▸ **GOAL**: Find each line with the string "JSON" and report it.

▸ **RECORD EXCERPTS**:
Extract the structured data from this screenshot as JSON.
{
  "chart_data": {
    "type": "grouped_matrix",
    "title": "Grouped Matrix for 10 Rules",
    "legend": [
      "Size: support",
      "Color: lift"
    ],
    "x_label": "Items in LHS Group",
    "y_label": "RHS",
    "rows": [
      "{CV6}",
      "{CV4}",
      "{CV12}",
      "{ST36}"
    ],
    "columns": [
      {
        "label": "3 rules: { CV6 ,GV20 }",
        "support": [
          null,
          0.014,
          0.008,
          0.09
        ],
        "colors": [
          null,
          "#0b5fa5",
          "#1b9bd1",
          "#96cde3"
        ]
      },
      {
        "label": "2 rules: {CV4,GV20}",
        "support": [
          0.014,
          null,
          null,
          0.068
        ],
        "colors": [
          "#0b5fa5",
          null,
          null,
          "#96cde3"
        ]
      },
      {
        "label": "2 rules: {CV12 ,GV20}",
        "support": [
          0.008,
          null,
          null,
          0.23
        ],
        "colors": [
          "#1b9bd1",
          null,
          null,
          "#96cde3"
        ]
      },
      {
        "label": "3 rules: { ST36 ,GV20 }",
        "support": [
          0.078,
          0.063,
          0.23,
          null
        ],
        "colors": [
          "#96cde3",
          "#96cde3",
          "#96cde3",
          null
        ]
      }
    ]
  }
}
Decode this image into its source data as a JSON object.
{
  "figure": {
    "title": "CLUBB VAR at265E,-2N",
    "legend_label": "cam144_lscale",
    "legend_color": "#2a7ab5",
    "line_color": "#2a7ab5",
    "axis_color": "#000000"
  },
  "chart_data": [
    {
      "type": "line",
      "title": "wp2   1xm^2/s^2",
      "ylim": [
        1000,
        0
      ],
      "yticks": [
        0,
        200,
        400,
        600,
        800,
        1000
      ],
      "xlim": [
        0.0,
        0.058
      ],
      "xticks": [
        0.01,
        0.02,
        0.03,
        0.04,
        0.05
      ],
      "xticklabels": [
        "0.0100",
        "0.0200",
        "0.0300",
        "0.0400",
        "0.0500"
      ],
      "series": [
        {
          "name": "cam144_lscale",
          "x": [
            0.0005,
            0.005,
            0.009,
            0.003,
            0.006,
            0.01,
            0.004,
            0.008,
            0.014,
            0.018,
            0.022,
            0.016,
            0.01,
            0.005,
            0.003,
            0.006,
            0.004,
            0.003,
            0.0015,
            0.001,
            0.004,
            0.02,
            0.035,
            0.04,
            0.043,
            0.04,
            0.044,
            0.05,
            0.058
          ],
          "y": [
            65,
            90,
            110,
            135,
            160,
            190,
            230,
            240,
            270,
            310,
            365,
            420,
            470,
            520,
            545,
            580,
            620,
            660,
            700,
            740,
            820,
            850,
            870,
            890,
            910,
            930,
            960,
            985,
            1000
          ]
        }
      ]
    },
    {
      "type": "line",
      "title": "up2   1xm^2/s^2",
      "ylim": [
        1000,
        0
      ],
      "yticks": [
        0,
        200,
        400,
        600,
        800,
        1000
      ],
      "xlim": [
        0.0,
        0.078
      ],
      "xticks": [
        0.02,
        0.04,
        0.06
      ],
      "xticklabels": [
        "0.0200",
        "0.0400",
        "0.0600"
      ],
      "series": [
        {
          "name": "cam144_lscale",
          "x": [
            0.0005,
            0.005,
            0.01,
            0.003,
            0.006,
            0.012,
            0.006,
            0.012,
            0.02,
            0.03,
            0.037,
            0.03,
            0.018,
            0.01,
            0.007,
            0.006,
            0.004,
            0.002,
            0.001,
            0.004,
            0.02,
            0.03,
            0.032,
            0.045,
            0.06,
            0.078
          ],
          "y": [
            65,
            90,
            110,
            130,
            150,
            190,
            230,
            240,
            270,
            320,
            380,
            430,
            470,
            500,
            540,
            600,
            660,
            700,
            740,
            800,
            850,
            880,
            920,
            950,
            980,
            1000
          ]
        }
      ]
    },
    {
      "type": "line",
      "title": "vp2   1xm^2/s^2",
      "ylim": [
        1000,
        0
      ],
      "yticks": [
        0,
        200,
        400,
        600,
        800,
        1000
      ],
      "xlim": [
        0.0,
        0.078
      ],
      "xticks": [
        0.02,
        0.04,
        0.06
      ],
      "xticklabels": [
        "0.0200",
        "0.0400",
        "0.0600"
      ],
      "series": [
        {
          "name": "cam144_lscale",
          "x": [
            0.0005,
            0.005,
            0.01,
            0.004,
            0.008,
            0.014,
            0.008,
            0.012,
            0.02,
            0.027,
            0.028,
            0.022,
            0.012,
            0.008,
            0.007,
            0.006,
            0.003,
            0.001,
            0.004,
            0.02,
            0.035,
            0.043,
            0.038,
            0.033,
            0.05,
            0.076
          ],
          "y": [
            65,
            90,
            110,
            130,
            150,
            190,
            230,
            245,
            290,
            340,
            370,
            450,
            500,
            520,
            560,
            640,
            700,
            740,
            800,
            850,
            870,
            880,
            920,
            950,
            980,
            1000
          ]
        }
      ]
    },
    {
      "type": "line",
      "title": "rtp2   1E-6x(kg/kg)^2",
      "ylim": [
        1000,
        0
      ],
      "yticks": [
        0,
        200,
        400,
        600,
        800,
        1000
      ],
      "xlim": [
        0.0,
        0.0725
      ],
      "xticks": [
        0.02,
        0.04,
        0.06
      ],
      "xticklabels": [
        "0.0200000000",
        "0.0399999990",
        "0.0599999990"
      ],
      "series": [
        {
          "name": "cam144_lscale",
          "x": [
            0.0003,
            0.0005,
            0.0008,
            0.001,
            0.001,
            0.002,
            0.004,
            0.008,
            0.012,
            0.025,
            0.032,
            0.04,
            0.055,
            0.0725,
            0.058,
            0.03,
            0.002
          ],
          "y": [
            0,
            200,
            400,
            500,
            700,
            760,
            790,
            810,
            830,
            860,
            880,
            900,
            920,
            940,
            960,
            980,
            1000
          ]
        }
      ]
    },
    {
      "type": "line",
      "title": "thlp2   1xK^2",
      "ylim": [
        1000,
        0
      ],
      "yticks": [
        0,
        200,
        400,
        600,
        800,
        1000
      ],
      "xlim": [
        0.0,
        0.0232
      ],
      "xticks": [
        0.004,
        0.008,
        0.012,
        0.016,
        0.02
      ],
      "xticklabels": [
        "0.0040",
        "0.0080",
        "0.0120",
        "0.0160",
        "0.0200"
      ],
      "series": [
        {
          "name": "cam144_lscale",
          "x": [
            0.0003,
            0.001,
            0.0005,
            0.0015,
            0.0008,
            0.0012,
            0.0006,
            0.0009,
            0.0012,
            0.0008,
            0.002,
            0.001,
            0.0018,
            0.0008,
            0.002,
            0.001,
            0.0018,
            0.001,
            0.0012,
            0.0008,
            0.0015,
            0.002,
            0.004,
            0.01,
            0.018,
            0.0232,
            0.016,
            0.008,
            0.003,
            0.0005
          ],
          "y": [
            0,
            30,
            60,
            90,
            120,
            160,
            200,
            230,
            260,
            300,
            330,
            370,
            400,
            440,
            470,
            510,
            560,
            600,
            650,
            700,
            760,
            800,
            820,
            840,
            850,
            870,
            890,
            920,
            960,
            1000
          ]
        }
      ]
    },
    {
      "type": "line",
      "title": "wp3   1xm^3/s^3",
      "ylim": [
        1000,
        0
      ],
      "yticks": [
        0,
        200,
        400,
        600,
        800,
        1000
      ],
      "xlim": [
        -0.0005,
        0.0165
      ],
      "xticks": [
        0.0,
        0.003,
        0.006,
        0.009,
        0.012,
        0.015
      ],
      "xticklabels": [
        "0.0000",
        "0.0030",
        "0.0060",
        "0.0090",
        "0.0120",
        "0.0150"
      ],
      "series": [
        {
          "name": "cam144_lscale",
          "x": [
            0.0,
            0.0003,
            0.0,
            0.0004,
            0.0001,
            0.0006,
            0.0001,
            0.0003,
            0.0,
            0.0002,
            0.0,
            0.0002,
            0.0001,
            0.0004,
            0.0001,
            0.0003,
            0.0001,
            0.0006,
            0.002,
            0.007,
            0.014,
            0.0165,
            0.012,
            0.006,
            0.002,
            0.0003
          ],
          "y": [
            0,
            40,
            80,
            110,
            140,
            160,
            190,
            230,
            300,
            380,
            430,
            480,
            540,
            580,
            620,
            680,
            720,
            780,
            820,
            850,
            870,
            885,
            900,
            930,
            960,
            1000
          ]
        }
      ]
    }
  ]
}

▸ **RESPONSE TO THE EXERCISE**:
Extract the structured data from this screenshot as JSON.
Decode this image into its source data as a JSON object.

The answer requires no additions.